**GIVEN INFORMATION**.
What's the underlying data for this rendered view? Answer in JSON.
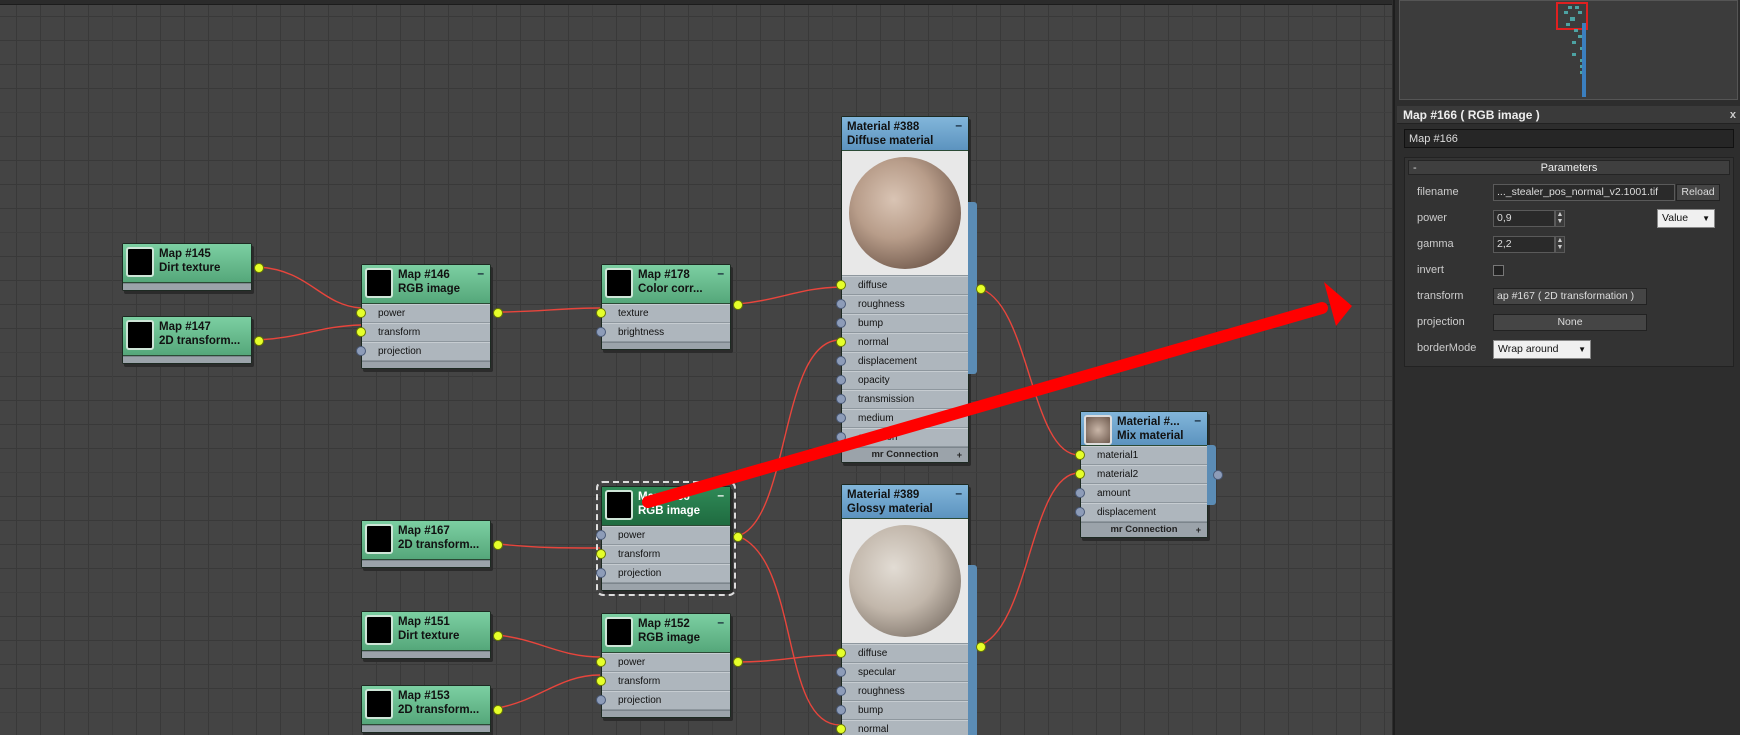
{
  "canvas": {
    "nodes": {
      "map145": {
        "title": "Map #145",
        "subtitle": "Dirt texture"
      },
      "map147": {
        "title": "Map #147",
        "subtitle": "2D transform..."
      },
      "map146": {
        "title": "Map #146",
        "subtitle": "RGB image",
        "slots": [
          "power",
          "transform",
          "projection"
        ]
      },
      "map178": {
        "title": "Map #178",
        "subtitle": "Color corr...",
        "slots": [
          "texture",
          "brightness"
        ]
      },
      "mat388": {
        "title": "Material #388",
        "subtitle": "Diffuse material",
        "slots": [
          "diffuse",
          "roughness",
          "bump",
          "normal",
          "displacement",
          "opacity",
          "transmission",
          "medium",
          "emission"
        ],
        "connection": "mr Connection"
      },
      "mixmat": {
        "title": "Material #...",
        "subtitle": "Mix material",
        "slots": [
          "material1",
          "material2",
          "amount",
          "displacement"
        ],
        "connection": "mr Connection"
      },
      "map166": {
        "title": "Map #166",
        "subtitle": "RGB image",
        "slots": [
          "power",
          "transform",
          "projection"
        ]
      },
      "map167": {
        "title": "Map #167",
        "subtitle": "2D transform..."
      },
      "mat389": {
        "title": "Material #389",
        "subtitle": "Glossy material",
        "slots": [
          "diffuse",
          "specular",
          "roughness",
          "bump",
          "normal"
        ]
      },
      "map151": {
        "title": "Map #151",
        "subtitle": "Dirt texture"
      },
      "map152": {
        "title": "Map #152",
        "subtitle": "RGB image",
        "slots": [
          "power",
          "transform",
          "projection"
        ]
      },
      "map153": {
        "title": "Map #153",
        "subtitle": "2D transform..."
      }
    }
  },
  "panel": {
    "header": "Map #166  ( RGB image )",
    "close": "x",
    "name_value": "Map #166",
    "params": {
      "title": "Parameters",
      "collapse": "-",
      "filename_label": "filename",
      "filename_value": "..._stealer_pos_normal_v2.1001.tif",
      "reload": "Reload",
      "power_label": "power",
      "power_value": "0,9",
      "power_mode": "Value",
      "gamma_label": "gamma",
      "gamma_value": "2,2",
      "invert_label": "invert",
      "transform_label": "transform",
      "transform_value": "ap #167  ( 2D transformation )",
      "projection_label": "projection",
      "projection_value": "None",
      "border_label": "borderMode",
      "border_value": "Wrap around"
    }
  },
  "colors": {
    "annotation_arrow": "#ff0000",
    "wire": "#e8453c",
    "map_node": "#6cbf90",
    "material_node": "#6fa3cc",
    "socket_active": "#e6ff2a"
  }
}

**REQUIRED TASK**.
Reproduce the listing word for word and omit its pictures.

**REPLY**.
What's the underlying data for this rendered view? Answer in JSON.
{
  "canvas": {
    "nodes": {
      "map145": {
        "title": "Map #145",
        "subtitle": "Dirt texture"
      },
      "map147": {
        "title": "Map #147",
        "subtitle": "2D transform..."
      },
      "map146": {
        "title": "Map #146",
        "subtitle": "RGB image",
        "slots": [
          "power",
          "transform",
          "projection"
        ]
      },
      "map178": {
        "title": "Map #178",
        "subtitle": "Color corr...",
        "slots": [
          "texture",
          "brightness"
        ]
      },
      "mat388": {
        "title": "Material #388",
        "subtitle": "Diffuse material",
        "slots": [
          "diffuse",
          "roughness",
          "bump",
          "normal",
          "displacement",
          "opacity",
          "transmission",
          "medium",
          "emission"
        ],
        "connection": "mr Connection"
      },
      "mixmat": {
        "title": "Material #...",
        "subtitle": "Mix material",
        "slots": [
          "material1",
          "material2",
          "amount",
          "displacement"
        ],
        "connection": "mr Connection"
      },
      "map166": {
        "title": "Map #166",
        "subtitle": "RGB image",
        "slots": [
          "power",
          "transform",
          "projection"
        ]
      },
      "map167": {
        "title": "Map #167",
        "subtitle": "2D transform..."
      },
      "mat389": {
        "title": "Material #389",
        "subtitle": "Glossy material",
        "slots": [
          "diffuse",
          "specular",
          "roughness",
          "bump",
          "normal"
        ]
      },
      "map151": {
        "title": "Map #151",
        "subtitle": "Dirt texture"
      },
      "map152": {
        "title": "Map #152",
        "subtitle": "RGB image",
        "slots": [
          "power",
          "transform",
          "projection"
        ]
      },
      "map153": {
        "title": "Map #153",
        "subtitle": "2D transform..."
      }
    }
  },
  "panel": {
    "header": "Map #166  ( RGB image )",
    "close": "x",
    "name_value": "Map #166",
    "params": {
      "title": "Parameters",
      "collapse": "-",
      "filename_label": "filename",
      "filename_value": "..._stealer_pos_normal_v2.1001.tif",
      "reload": "Reload",
      "power_label": "power",
      "power_value": "0,9",
      "power_mode": "Value",
      "gamma_label": "gamma",
      "gamma_value": "2,2",
      "invert_label": "invert",
      "transform_label": "transform",
      "transform_value": "ap #167  ( 2D transformation )",
      "projection_label": "projection",
      "projection_value": "None",
      "border_label": "borderMode",
      "border_value": "Wrap around"
    }
  },
  "colors": {
    "annotation_arrow": "#ff0000",
    "wire": "#e8453c",
    "map_node": "#6cbf90",
    "material_node": "#6fa3cc",
    "socket_active": "#e6ff2a"
  }
}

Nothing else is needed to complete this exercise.